───── Provided data ─────

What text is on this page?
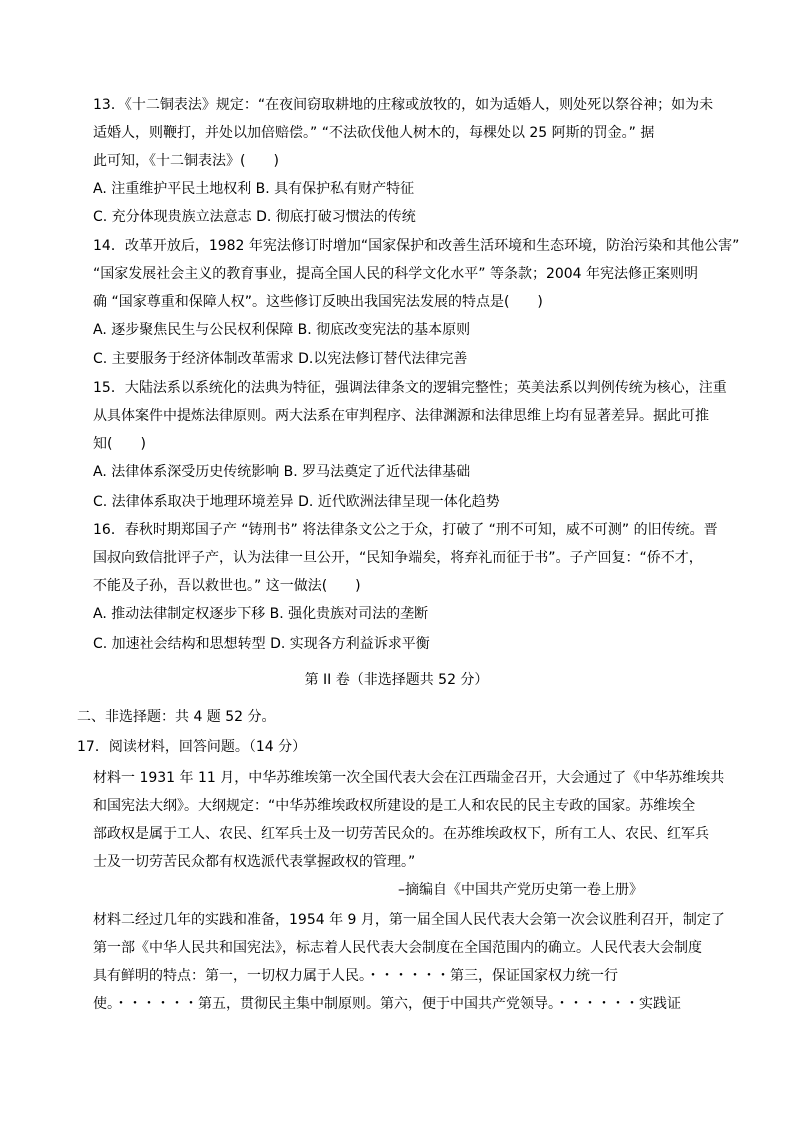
13．《十二铜表法》规定：“在夜间窃取耕地的庄稼或放牧的，如为适婚人，则处死以祭谷神；如为未
适婚人，则鞭打，并处以加倍赔偿。” “不法砍伐他人树木的，每棵处以 25 阿斯的罚金。” 据
此可知，《十二铜表法》(　　)
A. 注重维护平民土地权利 B. 具有保护私有财产特征
C. 充分体现贵族立法意志 D. 彻底打破习惯法的传统
14．改革开放后，1982 年宪法修订时增加“国家保护和改善生活环境和生态环境，防治污染和其他公害”
“国家发展社会主义的教育事业，提高全国人民的科学文化水平” 等条款；2004 年宪法修正案则明
确 “国家尊重和保障人权”。这些修订反映出我国宪法发展的特点是(　　)
A. 逐步聚焦民生与公民权利保障 B. 彻底改变宪法的基本原则
C. 主要服务于经济体制改革需求 D.以宪法修订替代法律完善
15．大陆法系以系统化的法典为特征，强调法律条文的逻辑完整性；英美法系以判例传统为核心，注重
从具体案件中提炼法律原则。两大法系在审判程序、法律渊源和法律思维上均有显著差异。据此可推
知(　　)
A. 法律体系深受历史传统影响 B. 罗马法奠定了近代法律基础
C. 法律体系取决于地理环境差异 D. 近代欧洲法律呈现一体化趋势
16．春秋时期郑国子产 “铸刑书” 将法律条文公之于众，打破了 “刑不可知，威不可测” 的旧传统。晋
国叔向致信批评子产，认为法律一旦公开，“民知争端矣，将弃礼而征于书”。子产回复：“侨不才，
不能及子孙，吾以救世也。” 这一做法(　　)
A. 推动法律制定权逐步下移 B. 强化贵族对司法的垄断
C. 加速社会结构和思想转型 D. 实现各方利益诉求平衡
第 II 卷（非选择题共 52 分）
二、非选择题：共 4 题 52 分。
17．阅读材料，回答问题。（14 分）
材料一 1931 年 11 月，中华苏维埃第一次全国代表大会在江西瑞金召开，大会通过了《中华苏维埃共
和国宪法大纲》。大纲规定：“中华苏维埃政权所建设的是工人和农民的民主专政的国家。苏维埃全
部政权是属于工人、农民、红军兵士及一切劳苦民众的。在苏维埃政权下，所有工人、农民、红军兵
士及一切劳苦民众都有权选派代表掌握政权的管理。”
–摘编自《中国共产党历史第一卷上册》
材料二经过几年的实践和准备，1954 年 9 月，第一届全国人民代表大会第一次会议胜利召开，制定了
第一部《中华人民共和国宪法》，标志着人民代表大会制度在全国范围内的确立。人民代表大会制度
具有鲜明的特点：第一，一切权力属于人民。・・・・・・第三，保证国家权力统一行
使。・・・・・・第五，贯彻民主集中制原则。第六，便于中国共产党领导。・・・・・・实践证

─────

| What to do |
Pull out all lines from the listing that contain the string "十二铜表法".

| Task answer |
13．《十二铜表法》规定：“在夜间窃取耕地的庄稼或放牧的，如为适婚人，则处死以祭谷神；如为未
此可知，《十二铜表法》(　　)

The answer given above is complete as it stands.